* [Written exercise]:
Where the data below has the string "http", return the whole line.

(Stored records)
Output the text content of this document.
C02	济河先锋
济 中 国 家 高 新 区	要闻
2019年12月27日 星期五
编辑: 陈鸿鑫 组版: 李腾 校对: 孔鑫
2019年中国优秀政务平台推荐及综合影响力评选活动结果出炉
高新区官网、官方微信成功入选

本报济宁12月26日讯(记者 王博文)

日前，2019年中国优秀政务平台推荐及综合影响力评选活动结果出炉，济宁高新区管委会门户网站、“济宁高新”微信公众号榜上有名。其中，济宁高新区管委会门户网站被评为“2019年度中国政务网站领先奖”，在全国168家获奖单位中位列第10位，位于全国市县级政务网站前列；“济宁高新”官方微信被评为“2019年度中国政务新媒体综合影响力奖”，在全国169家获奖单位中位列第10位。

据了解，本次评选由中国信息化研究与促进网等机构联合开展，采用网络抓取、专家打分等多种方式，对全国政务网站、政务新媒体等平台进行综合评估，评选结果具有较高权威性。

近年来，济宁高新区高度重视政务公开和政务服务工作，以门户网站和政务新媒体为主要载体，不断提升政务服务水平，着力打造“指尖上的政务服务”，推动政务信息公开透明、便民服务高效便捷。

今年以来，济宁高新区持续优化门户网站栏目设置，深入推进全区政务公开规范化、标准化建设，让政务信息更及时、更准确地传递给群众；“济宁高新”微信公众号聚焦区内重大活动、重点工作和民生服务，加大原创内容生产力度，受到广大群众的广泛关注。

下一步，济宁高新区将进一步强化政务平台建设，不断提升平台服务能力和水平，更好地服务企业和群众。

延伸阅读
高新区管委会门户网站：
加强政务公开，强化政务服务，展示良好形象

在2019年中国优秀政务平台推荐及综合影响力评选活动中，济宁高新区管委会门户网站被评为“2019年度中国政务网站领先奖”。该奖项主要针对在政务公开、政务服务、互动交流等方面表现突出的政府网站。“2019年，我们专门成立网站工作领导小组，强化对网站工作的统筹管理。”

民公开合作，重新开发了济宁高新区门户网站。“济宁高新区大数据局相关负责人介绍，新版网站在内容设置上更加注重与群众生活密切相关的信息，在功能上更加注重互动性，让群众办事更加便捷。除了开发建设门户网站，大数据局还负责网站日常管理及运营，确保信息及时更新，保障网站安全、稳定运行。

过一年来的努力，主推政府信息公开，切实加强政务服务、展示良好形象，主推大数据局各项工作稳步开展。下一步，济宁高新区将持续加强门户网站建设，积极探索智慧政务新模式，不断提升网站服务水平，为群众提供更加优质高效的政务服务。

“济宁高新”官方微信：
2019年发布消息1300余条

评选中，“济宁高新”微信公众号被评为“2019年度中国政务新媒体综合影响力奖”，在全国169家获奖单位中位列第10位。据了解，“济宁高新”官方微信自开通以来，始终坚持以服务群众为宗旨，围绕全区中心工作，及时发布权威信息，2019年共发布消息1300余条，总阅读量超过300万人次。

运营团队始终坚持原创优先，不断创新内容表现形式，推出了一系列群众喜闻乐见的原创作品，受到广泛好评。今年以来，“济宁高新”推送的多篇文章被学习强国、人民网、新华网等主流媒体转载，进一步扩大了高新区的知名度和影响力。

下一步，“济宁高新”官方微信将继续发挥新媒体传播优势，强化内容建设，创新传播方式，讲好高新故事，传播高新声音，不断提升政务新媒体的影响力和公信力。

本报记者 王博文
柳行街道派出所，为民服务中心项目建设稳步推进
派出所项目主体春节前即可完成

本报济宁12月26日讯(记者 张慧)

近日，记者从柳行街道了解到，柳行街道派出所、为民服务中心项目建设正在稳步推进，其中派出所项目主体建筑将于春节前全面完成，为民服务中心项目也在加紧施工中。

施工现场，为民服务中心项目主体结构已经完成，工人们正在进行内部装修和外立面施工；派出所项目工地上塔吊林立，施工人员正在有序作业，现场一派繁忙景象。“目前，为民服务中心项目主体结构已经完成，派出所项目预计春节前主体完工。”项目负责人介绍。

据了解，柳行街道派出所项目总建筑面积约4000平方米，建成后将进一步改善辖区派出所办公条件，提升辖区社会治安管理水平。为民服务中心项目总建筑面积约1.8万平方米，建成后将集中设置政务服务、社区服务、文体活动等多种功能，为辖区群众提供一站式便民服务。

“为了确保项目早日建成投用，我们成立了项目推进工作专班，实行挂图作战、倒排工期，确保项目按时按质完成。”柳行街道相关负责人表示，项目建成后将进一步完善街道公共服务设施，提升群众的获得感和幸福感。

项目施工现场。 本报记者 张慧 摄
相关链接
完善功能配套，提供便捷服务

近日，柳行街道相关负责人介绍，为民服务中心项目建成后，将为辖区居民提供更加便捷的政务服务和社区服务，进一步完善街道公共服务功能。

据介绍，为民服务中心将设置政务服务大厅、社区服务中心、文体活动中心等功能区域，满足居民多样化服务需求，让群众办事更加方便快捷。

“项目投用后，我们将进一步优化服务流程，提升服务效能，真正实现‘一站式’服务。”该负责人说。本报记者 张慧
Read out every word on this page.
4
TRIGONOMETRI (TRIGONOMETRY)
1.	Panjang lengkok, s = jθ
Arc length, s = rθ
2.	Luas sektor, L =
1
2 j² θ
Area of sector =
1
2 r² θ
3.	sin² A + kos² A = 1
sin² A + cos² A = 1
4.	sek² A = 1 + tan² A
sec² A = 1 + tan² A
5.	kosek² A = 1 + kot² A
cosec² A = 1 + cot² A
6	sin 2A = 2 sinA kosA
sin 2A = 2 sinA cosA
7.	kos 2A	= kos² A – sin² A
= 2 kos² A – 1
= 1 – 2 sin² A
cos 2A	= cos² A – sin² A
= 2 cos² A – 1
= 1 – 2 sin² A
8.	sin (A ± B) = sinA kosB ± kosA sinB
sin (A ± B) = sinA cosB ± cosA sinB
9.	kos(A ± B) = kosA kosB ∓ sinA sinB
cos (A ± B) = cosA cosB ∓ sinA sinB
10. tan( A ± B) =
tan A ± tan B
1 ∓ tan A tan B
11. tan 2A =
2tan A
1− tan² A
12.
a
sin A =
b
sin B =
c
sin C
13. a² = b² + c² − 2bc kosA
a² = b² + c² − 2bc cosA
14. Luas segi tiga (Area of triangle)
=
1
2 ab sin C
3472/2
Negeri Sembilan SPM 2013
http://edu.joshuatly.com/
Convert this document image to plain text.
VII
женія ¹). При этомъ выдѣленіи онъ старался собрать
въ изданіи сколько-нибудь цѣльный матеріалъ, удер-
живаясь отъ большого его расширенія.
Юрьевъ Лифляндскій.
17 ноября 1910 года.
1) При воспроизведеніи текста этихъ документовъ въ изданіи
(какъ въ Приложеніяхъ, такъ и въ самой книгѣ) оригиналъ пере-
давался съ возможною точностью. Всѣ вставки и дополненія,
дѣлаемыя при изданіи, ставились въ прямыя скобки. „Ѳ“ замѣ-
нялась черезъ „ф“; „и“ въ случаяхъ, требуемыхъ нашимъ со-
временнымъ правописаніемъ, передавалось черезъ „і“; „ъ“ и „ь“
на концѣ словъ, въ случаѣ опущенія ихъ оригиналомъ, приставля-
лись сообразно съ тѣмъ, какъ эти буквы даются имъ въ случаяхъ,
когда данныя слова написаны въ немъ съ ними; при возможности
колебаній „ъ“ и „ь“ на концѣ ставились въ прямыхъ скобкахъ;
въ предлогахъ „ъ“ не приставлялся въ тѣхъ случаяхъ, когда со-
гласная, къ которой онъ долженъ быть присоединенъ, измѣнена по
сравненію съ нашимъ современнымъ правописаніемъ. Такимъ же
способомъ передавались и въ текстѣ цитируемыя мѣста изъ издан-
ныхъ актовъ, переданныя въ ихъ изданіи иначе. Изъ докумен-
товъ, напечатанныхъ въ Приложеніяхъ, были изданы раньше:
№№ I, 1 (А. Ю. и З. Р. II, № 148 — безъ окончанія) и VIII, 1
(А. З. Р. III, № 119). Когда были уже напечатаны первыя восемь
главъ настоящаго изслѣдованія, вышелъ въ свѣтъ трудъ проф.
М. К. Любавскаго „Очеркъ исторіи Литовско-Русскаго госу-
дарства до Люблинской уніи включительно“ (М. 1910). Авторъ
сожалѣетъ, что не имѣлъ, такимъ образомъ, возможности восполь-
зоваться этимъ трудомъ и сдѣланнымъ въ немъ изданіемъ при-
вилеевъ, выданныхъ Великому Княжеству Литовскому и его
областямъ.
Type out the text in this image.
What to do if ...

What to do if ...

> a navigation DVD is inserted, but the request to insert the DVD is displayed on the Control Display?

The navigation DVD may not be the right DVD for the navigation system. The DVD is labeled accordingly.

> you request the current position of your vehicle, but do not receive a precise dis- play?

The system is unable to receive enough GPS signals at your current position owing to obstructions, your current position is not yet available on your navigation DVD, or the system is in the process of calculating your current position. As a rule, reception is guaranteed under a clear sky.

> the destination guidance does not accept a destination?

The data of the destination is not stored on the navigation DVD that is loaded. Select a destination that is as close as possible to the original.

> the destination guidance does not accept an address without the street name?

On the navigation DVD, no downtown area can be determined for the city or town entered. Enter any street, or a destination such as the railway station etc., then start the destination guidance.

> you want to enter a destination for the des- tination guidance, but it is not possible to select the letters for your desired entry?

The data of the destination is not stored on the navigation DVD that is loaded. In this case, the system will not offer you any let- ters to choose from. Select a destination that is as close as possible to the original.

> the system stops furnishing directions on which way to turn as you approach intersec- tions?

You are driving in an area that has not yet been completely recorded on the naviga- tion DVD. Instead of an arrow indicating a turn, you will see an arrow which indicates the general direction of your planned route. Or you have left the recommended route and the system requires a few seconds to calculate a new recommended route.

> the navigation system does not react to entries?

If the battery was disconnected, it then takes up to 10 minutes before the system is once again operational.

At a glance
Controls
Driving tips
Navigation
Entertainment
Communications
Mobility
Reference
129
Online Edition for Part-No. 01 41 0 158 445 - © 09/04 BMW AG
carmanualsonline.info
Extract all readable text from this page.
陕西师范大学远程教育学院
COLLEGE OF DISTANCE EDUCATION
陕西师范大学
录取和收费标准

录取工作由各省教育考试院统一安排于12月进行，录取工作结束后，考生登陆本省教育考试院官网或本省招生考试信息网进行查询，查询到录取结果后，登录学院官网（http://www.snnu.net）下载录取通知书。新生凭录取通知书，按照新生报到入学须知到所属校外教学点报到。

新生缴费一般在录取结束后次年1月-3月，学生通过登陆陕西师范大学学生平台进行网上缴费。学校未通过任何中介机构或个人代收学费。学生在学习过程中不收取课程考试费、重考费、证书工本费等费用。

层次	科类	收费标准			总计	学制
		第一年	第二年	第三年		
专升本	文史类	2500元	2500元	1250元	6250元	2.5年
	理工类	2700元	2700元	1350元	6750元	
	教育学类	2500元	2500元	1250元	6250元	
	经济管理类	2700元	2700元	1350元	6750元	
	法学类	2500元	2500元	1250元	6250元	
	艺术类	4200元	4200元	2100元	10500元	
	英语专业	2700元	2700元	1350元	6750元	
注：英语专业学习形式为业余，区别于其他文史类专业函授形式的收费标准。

* [Task result]:
http://edu.joshuatly.com/
录取工作由各省教育考试院统一安排于12月进行，录取工作结束后，考生登陆本省教育考试院官网或本省招生考试信息网进行查询，查询到录取结果后，登录学院官网（http://www.snnu.net）下载录取通知书。新生凭录取通知书，按照新生报到入学须知到所属校外教学点报到。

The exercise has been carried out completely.